§ THE INPUT

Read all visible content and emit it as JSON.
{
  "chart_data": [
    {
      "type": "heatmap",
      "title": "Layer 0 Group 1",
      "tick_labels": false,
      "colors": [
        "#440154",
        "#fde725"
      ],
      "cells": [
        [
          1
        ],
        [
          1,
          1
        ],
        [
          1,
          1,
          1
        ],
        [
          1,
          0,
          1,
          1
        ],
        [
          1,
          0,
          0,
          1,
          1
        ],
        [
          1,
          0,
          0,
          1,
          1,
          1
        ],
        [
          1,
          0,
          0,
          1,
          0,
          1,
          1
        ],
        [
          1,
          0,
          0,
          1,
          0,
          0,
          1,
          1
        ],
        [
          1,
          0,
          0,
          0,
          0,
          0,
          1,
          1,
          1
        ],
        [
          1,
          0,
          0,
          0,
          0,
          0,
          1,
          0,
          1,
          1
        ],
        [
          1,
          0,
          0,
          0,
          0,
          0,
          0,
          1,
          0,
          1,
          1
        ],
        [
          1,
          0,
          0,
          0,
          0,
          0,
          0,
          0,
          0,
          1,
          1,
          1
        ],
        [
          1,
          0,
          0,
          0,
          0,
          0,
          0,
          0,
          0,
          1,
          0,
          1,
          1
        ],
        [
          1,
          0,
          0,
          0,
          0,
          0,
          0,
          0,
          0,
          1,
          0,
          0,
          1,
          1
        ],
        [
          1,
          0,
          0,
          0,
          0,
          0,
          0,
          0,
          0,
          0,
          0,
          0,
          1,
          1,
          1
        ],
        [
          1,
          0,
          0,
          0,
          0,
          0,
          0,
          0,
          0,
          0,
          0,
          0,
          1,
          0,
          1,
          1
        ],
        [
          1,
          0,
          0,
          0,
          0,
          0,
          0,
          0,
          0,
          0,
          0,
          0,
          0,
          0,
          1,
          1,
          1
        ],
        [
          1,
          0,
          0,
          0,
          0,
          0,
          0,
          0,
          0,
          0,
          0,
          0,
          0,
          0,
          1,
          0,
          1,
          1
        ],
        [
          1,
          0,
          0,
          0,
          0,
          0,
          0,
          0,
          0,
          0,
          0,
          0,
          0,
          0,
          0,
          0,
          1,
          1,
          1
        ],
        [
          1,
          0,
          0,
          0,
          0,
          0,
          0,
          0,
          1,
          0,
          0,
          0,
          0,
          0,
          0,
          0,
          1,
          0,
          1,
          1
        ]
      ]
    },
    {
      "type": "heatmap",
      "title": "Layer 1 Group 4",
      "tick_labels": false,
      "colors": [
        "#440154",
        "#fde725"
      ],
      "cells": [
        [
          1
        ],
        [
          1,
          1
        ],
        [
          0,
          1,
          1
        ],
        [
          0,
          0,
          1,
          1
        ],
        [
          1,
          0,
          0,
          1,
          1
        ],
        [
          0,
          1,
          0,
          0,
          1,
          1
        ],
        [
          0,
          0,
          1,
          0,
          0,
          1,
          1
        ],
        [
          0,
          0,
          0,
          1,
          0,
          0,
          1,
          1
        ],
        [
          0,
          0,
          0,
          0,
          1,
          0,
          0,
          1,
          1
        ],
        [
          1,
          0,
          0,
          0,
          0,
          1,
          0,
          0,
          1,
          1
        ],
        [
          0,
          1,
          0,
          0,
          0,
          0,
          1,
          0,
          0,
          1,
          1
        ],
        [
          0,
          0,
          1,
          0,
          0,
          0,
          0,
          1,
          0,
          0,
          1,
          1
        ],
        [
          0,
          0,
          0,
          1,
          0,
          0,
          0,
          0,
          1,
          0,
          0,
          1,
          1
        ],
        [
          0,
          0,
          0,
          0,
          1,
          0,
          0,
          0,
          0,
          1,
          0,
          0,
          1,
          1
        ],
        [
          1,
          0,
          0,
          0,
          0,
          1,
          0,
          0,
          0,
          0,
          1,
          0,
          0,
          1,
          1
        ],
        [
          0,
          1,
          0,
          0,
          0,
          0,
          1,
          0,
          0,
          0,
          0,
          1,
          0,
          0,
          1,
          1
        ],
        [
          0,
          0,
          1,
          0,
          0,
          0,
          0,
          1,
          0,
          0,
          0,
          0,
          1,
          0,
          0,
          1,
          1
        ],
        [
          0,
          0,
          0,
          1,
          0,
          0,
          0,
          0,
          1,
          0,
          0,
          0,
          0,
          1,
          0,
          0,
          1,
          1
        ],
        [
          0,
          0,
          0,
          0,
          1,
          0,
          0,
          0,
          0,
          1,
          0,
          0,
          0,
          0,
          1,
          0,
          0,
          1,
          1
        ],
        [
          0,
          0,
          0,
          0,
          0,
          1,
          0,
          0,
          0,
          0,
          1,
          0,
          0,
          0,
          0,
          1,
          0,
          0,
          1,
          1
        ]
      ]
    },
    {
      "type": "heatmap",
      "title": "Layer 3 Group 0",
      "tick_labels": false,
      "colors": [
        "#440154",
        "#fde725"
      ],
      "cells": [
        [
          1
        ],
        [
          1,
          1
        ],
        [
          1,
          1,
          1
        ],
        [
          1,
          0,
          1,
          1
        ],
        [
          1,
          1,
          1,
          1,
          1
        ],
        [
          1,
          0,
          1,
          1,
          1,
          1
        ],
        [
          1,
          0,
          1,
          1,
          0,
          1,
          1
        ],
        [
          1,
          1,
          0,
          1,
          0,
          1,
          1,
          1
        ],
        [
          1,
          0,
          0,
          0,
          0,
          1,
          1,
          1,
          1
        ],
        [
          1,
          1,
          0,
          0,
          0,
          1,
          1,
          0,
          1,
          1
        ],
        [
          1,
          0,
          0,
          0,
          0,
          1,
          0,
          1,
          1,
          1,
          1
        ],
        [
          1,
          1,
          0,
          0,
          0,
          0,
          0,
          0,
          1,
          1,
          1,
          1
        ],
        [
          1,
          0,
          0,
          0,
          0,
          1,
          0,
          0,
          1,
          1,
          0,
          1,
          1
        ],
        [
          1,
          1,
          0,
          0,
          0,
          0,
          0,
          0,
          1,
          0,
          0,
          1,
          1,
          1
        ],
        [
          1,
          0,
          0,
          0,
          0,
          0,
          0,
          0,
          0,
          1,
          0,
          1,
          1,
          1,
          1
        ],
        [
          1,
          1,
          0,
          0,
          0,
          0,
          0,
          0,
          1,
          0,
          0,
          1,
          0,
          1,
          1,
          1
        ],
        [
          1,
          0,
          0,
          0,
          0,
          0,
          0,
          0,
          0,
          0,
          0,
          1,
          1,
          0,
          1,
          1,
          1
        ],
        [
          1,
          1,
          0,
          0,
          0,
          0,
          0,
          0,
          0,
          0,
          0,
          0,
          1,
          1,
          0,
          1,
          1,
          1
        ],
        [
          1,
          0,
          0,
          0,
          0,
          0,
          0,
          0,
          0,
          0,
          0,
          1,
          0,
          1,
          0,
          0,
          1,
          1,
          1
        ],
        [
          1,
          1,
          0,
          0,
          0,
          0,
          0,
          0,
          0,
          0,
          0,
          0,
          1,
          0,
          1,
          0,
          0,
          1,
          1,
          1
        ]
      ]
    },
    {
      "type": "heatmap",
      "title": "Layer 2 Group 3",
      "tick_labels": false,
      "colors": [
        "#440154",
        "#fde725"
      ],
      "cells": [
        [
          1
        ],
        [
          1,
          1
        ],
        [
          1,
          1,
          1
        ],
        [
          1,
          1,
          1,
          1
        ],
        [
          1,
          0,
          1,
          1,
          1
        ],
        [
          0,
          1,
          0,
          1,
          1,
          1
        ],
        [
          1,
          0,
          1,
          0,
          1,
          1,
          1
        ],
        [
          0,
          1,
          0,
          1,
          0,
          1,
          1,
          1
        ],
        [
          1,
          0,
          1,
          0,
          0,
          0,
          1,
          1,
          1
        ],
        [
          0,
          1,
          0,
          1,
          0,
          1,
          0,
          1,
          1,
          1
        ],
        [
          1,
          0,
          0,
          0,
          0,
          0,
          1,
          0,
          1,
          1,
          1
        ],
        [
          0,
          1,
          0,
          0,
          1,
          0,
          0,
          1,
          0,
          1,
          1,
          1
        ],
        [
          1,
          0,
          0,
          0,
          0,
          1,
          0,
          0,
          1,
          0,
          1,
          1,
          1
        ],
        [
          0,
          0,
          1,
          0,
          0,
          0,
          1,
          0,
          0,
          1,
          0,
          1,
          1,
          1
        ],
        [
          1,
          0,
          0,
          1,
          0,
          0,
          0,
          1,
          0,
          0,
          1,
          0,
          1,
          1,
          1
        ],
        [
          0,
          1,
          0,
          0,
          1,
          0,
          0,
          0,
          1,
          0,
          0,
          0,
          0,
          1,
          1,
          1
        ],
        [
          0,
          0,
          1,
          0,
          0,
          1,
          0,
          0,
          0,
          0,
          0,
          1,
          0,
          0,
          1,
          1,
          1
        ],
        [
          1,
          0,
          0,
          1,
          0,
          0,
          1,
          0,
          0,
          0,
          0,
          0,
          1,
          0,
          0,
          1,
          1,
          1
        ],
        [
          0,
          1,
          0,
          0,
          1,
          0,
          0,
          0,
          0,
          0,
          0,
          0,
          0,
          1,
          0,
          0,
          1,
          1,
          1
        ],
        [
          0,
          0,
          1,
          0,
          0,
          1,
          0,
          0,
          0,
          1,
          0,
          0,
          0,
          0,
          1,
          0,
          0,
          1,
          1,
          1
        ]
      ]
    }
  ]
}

§ TASK TO COMPLETE
Copy every line of the listing that contains the word "title".

§ RIGHT ANSWER
      "title": "Layer 0 Group 1",
      "title": "Layer 1 Group 4",
      "title": "Layer 3 Group 0",
      "title": "Layer 2 Group 3",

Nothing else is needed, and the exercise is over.